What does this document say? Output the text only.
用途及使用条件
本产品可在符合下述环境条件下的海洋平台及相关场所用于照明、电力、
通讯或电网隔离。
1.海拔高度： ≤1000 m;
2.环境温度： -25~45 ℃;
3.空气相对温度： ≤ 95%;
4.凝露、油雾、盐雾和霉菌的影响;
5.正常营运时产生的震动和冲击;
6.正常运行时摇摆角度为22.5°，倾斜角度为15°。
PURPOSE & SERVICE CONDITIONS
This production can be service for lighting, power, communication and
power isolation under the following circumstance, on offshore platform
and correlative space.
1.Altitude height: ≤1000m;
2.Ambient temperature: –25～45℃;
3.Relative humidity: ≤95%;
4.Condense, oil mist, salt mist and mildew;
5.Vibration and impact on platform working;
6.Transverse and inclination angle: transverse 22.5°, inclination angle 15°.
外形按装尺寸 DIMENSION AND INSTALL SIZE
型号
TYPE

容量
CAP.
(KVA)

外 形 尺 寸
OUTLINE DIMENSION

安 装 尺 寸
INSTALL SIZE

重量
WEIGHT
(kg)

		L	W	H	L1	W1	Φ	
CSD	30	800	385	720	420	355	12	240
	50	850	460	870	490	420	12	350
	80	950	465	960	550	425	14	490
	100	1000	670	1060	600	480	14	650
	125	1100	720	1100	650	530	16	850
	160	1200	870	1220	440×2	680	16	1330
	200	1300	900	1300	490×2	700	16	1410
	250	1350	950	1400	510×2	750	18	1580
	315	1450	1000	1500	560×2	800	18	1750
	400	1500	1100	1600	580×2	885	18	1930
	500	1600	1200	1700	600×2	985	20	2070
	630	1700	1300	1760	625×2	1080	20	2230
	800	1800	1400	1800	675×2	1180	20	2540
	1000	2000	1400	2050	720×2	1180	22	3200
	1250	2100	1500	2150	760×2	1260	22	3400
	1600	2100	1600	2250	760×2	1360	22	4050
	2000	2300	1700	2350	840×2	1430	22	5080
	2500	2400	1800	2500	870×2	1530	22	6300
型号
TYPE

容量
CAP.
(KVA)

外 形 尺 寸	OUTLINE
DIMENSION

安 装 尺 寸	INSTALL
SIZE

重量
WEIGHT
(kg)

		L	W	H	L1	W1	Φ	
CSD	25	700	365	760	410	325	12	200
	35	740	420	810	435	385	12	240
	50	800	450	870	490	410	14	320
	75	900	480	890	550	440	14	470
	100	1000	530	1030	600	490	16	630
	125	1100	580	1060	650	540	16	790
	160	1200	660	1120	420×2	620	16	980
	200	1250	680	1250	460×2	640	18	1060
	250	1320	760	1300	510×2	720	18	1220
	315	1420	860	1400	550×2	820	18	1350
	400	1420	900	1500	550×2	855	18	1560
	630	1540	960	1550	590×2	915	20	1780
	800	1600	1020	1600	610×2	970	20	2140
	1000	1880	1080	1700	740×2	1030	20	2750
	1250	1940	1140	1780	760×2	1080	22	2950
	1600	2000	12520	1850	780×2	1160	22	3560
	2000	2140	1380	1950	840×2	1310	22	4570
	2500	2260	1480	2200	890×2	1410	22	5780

+===+

#### [REQUEST]
Extract each line of the material exactly as it stands.

#### [EXERCISE RESULT]
What does this document say? Output the text only.
用途及使用条件
本产品可在符合下述环境条件下的海洋平台及相关场所用于照明、电力、
通讯或电网隔离。
1.海拔高度： ≤1000 m;
2.环境温度： -25~45 ℃;
3.空气相对温度： ≤ 95%;
4.凝露、油雾、盐雾和霉菌的影响;
5.正常营运时产生的震动和冲击;
6.正常运行时摇摆角度为22.5°，倾斜角度为15°。
PURPOSE & SERVICE CONDITIONS
This production can be service for lighting, power, communication and
power isolation under the following circumstance, on offshore platform
and correlative space.
1.Altitude height: ≤1000m;
2.Ambient temperature: –25～45℃;
3.Relative humidity: ≤95%;
4.Condense, oil mist, salt mist and mildew;
5.Vibration and impact on platform working;
6.Transverse and inclination angle: transverse 22.5°, inclination angle 15°.
外形按装尺寸 DIMENSION AND INSTALL SIZE
型号
TYPE

容量
CAP.
(KVA)

外 形 尺 寸
OUTLINE DIMENSION

安 装 尺 寸
INSTALL SIZE

重量
WEIGHT
(kg)

		L	W	H	L1	W1	Φ	
CSD	30	800	385	720	420	355	12	240
	50	850	460	870	490	420	12	350
	80	950	465	960	550	425	14	490
	100	1000	670	1060	600	480	14	650
	125	1100	720	1100	650	530	16	850
	160	1200	870	1220	440×2	680	16	1330
	200	1300	900	1300	490×2	700	16	1410
	250	1350	950	1400	510×2	750	18	1580
	315	1450	1000	1500	560×2	800	18	1750
	400	1500	1100	1600	580×2	885	18	1930
	500	1600	1200	1700	600×2	985	20	2070
	630	1700	1300	1760	625×2	1080	20	2230
	800	1800	1400	1800	675×2	1180	20	2540
	1000	2000	1400	2050	720×2	1180	22	3200
	1250	2100	1500	2150	760×2	1260	22	3400
	1600	2100	1600	2250	760×2	1360	22	4050
	2000	2300	1700	2350	840×2	1430	22	5080
	2500	2400	1800	2500	870×2	1530	22	6300
型号
TYPE

容量
CAP.
(KVA)

外 形 尺 寸	OUTLINE
DIMENSION

安 装 尺 寸	INSTALL
SIZE

重量
WEIGHT
(kg)

		L	W	H	L1	W1	Φ	
CSD	25	700	365	760	410	325	12	200
	35	740	420	810	435	385	12	240
	50	800	450	870	490	410	14	320
	75	900	480	890	550	440	14	470
	100	1000	530	1030	600	490	16	630
	125	1100	580	1060	650	540	16	790
	160	1200	660	1120	420×2	620	16	980
	200	1250	680	1250	460×2	640	18	1060
	250	1320	760	1300	510×2	720	18	1220
	315	1420	860	1400	550×2	820	18	1350
	400	1420	900	1500	550×2	855	18	1560
	630	1540	960	1550	590×2	915	20	1780
	800	1600	1020	1600	610×2	970	20	2140
	1000	1880	1080	1700	740×2	1030	20	2750
	1250	1940	1140	1780	760×2	1080	22	2950
	1600	2000	12520	1850	780×2	1160	22	3560
	2000	2140	1380	1950	840×2	1310	22	4570
	2500	2260	1480	2200	890×2	1410	22	5780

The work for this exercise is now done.